> [Directions]: Pull out every line in the data that has the string "photo" in it.

··· Entries shown

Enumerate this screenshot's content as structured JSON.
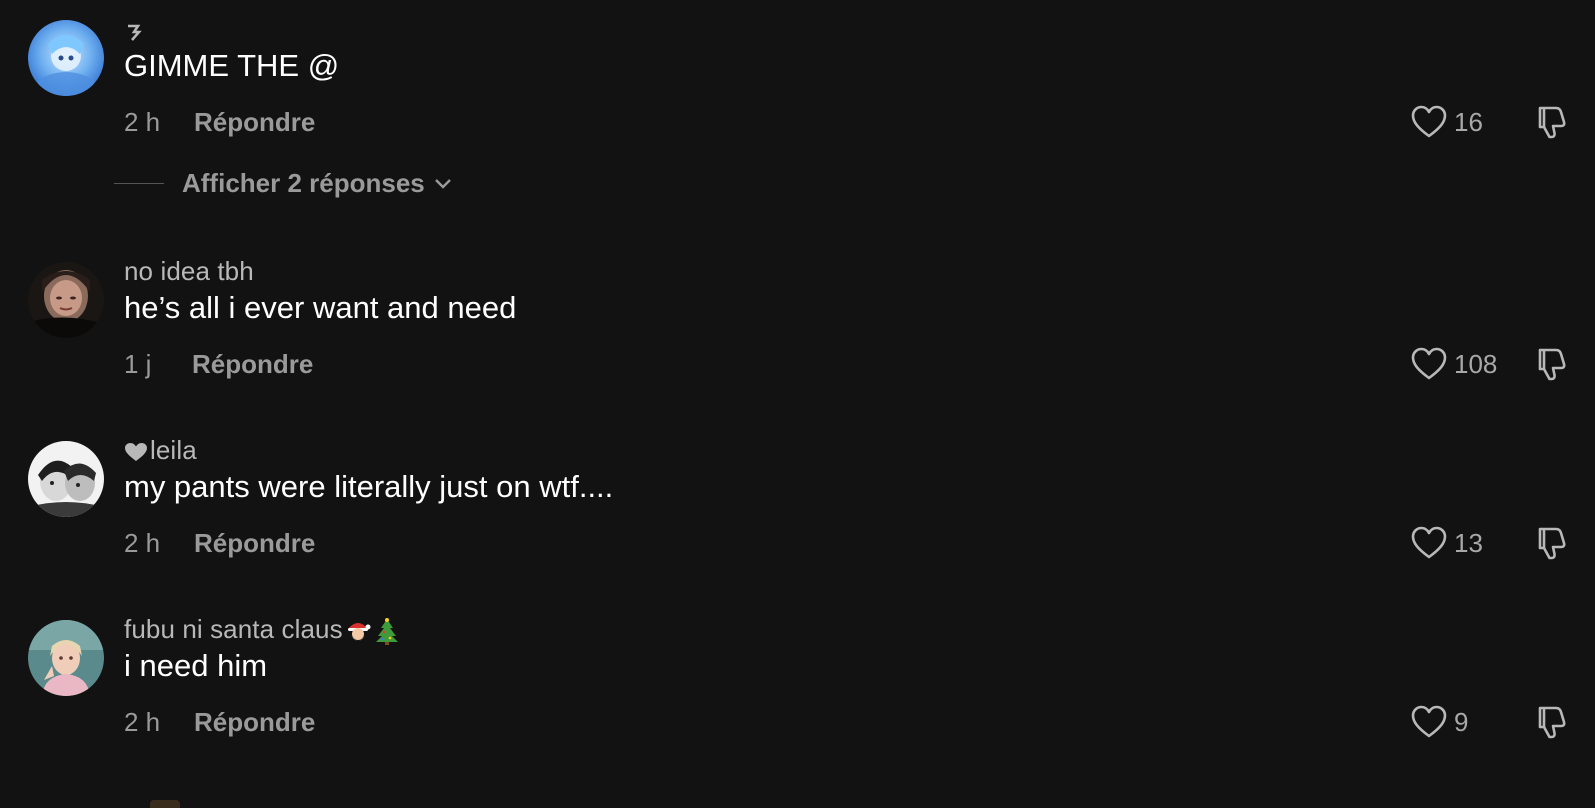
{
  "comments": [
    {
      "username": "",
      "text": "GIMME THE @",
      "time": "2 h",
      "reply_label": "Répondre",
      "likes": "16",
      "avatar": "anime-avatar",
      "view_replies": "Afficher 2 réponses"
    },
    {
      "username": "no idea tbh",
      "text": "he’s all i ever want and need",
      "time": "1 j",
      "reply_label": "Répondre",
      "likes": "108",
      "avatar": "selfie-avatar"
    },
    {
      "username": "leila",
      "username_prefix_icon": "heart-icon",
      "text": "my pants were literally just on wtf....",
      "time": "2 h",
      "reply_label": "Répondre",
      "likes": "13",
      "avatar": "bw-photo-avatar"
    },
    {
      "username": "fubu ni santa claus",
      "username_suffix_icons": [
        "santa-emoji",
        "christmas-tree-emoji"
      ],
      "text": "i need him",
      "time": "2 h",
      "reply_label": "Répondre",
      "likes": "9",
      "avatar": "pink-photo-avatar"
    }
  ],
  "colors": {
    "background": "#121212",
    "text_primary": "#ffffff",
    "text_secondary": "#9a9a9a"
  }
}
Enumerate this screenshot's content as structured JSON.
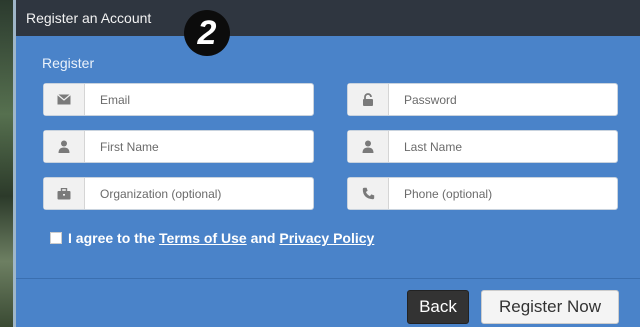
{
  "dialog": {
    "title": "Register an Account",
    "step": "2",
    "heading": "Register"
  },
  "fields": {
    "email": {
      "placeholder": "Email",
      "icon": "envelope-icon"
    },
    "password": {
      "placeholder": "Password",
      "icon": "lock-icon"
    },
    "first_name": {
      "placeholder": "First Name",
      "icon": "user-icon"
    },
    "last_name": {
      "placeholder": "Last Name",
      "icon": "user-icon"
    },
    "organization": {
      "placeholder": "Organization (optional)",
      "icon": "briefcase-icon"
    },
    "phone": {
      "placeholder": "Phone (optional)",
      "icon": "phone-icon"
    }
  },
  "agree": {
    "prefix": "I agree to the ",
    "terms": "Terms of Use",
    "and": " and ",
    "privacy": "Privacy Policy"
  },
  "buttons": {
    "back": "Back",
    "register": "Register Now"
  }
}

······

> [Response to the exercise]:
      "avatar": "bw-photo-avatar"
      "avatar": "pink-photo-avatar"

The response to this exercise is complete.